§ **Request**
Copy the rows below verbatim, starting with the row that contains "x-tick-label: 2014 [228,554,260,578]" and continuing through the row that contains "x-tick-label: 2019 [867,554,899,578]", both included.

___ Material ___

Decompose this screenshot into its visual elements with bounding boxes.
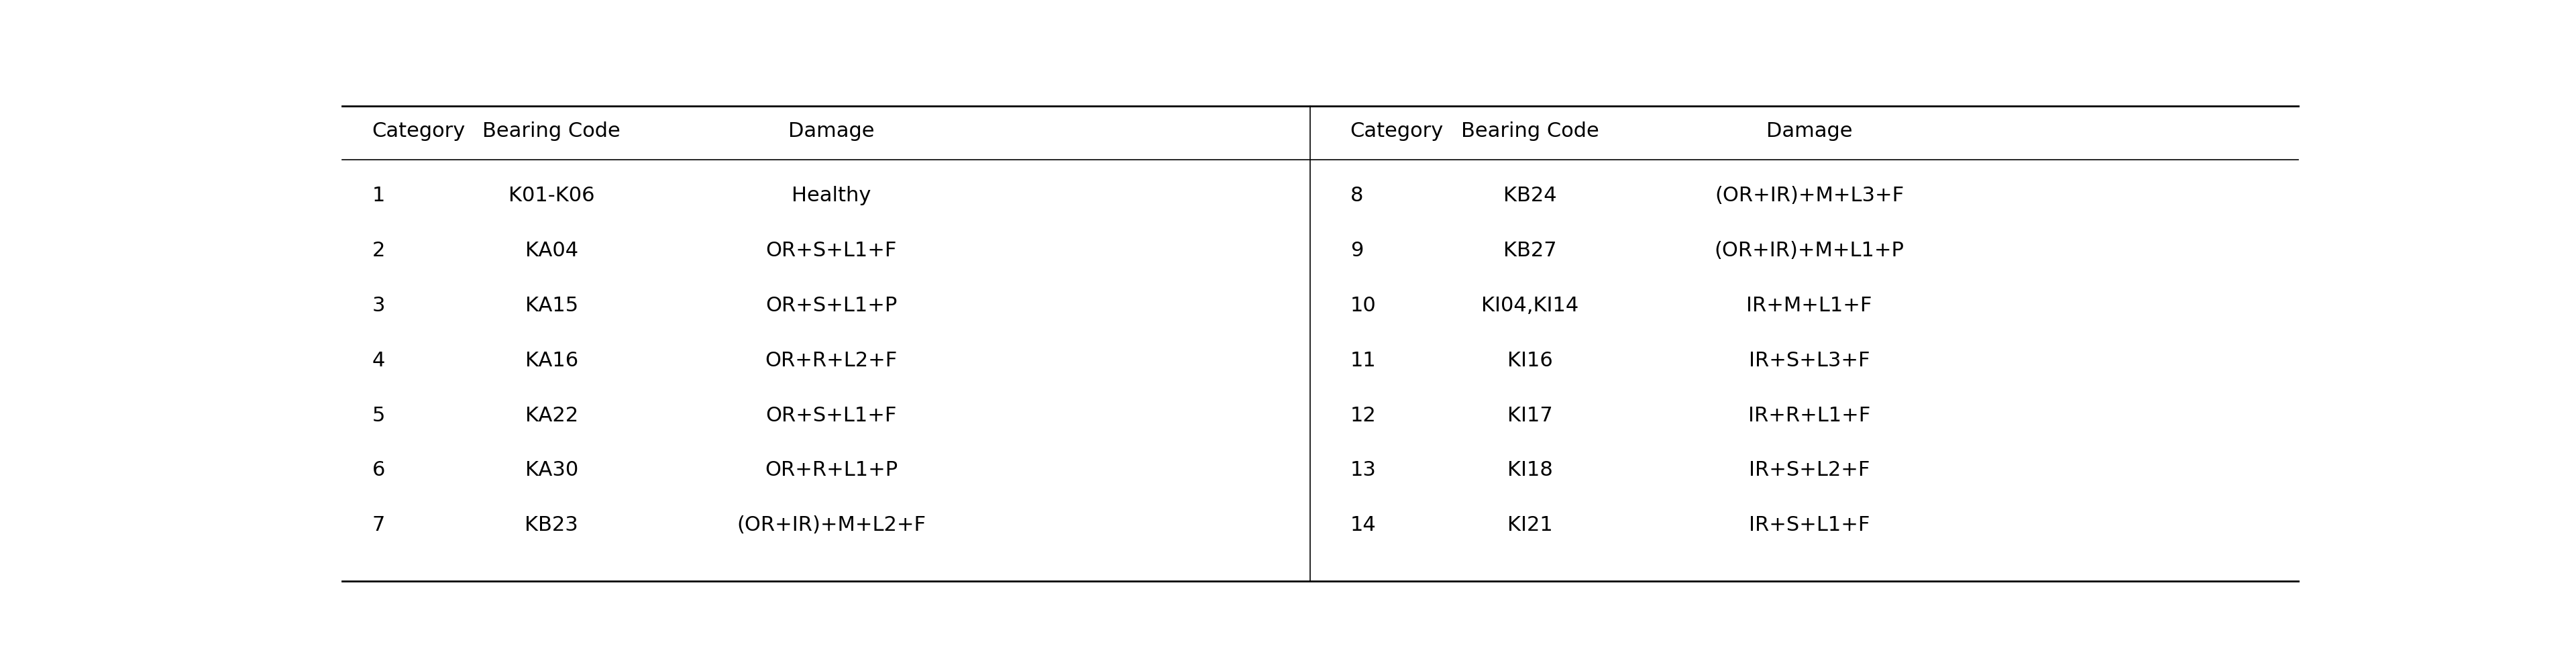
Text: OR+R+L2+F: OR+R+L2+F [765, 351, 896, 370]
Text: Damage: Damage [788, 121, 873, 141]
Text: 6: 6 [371, 461, 384, 480]
Text: 2: 2 [371, 241, 384, 260]
Text: 9: 9 [1350, 241, 1363, 260]
Text: Bearing Code: Bearing Code [482, 121, 621, 141]
Text: 7: 7 [371, 516, 384, 535]
Text: KB27: KB27 [1504, 241, 1556, 260]
Text: IR+S+L3+F: IR+S+L3+F [1749, 351, 1870, 370]
Text: OR+S+L1+P: OR+S+L1+P [765, 295, 896, 315]
Text: Bearing Code: Bearing Code [1461, 121, 1600, 141]
Text: KA16: KA16 [526, 351, 577, 370]
Text: IR+S+L2+F: IR+S+L2+F [1749, 461, 1870, 480]
Text: OR+S+L1+F: OR+S+L1+F [765, 241, 896, 260]
Text: KB23: KB23 [526, 516, 580, 535]
Text: 5: 5 [371, 406, 384, 425]
Text: Category: Category [1350, 121, 1443, 141]
Text: 3: 3 [371, 295, 384, 315]
Text: K01-K06: K01-K06 [507, 186, 595, 205]
Text: Category: Category [371, 121, 466, 141]
Text: KI04,KI14: KI04,KI14 [1481, 295, 1579, 315]
Text: 14: 14 [1350, 516, 1376, 535]
Text: 8: 8 [1350, 186, 1363, 205]
Text: IR+M+L1+F: IR+M+L1+F [1747, 295, 1873, 315]
Text: 12: 12 [1350, 406, 1376, 425]
Text: (OR+IR)+M+L2+F: (OR+IR)+M+L2+F [737, 516, 925, 535]
Text: KA30: KA30 [526, 461, 577, 480]
Text: KB24: KB24 [1504, 186, 1556, 205]
Text: (OR+IR)+M+L1+P: (OR+IR)+M+L1+P [1716, 241, 1904, 260]
Text: (OR+IR)+M+L3+F: (OR+IR)+M+L3+F [1716, 186, 1904, 205]
Text: 4: 4 [371, 351, 384, 370]
Text: Damage: Damage [1767, 121, 1852, 141]
Text: 13: 13 [1350, 461, 1376, 480]
Text: KI18: KI18 [1507, 461, 1553, 480]
Text: Healthy: Healthy [791, 186, 871, 205]
Text: KI21: KI21 [1507, 516, 1553, 535]
Text: IR+R+L1+F: IR+R+L1+F [1749, 406, 1870, 425]
Text: KI17: KI17 [1507, 406, 1553, 425]
Text: OR+S+L1+F: OR+S+L1+F [765, 406, 896, 425]
Text: KA15: KA15 [526, 295, 577, 315]
Text: KA04: KA04 [526, 241, 577, 260]
Text: KA22: KA22 [526, 406, 577, 425]
Text: 11: 11 [1350, 351, 1376, 370]
Text: 10: 10 [1350, 295, 1376, 315]
Text: KI16: KI16 [1507, 351, 1553, 370]
Text: OR+R+L1+P: OR+R+L1+P [765, 461, 896, 480]
Text: 1: 1 [371, 186, 384, 205]
Text: IR+S+L1+F: IR+S+L1+F [1749, 516, 1870, 535]
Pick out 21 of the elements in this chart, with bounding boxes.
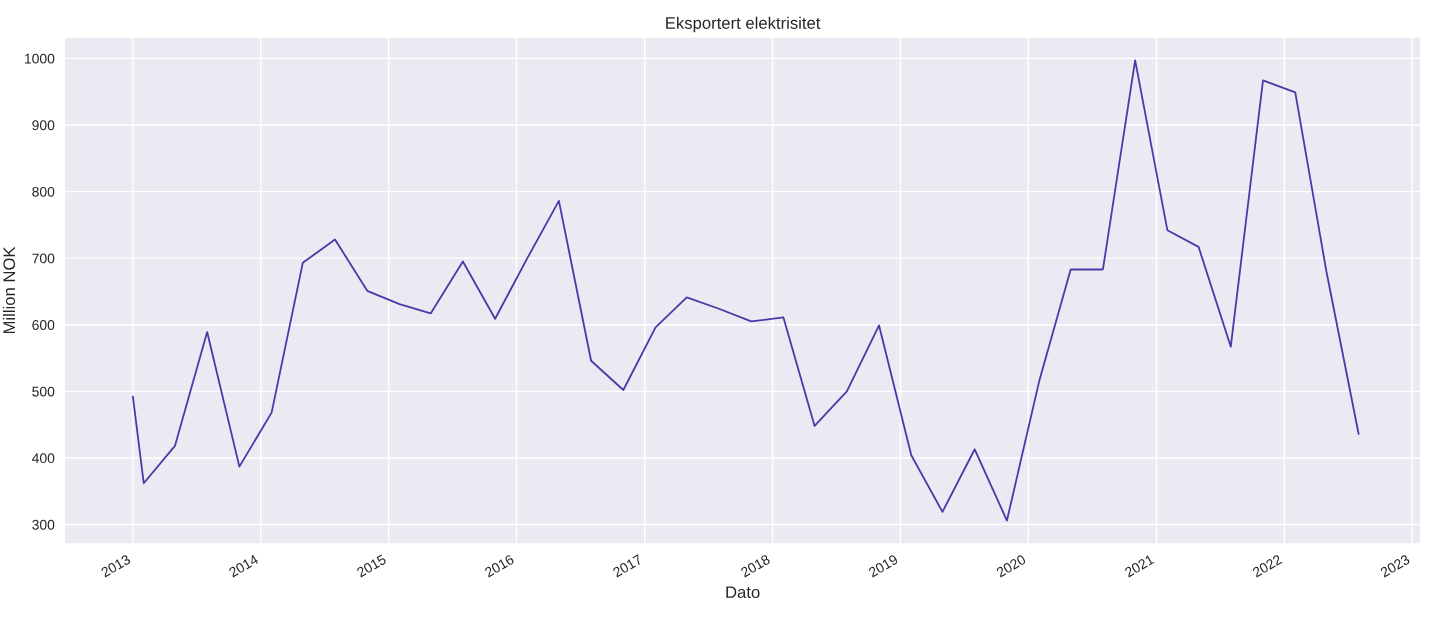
x-tick-label: 2014 [228,554,260,578]
x-tick-label: 2018 [740,554,771,578]
x-tick-label: 2013 [100,554,131,578]
x-tick-label: 2022 [1251,554,1283,578]
y-tick-label: 800 [32,186,55,197]
x-tick-label: 2021 [1124,554,1155,578]
x-tick-label: 2019 [867,554,899,578]
x-tick-label: 2020 [995,554,1027,578]
x-tick-label: 2023 [1379,554,1411,578]
x-tick-label: 2016 [484,554,515,578]
line-series [131,59,1360,522]
y-tick-label: 700 [32,253,55,264]
chart-title: Eksportert elektrisitet [666,16,821,33]
y-tick-label: 400 [32,453,55,464]
y-tick-label: 600 [32,320,55,330]
y-axis-title: Million NOK [2,246,16,334]
y-tick-label: 900 [32,120,55,131]
y-tick-label: 300 [32,519,55,530]
y-tick-label: 500 [32,386,55,397]
y-tick-label: 1000 [25,53,55,64]
x-axis-title: Dato [726,586,760,599]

___

§ **Result**
x-tick-label: 2014 [228,554,260,578]
x-tick-label: 2018 [740,554,771,578]
x-tick-label: 2013 [100,554,131,578]
x-tick-label: 2022 [1251,554,1283,578]
y-tick-label: 800 [32,186,55,197]
x-tick-label: 2021 [1124,554,1155,578]
x-tick-label: 2019 [867,554,899,578]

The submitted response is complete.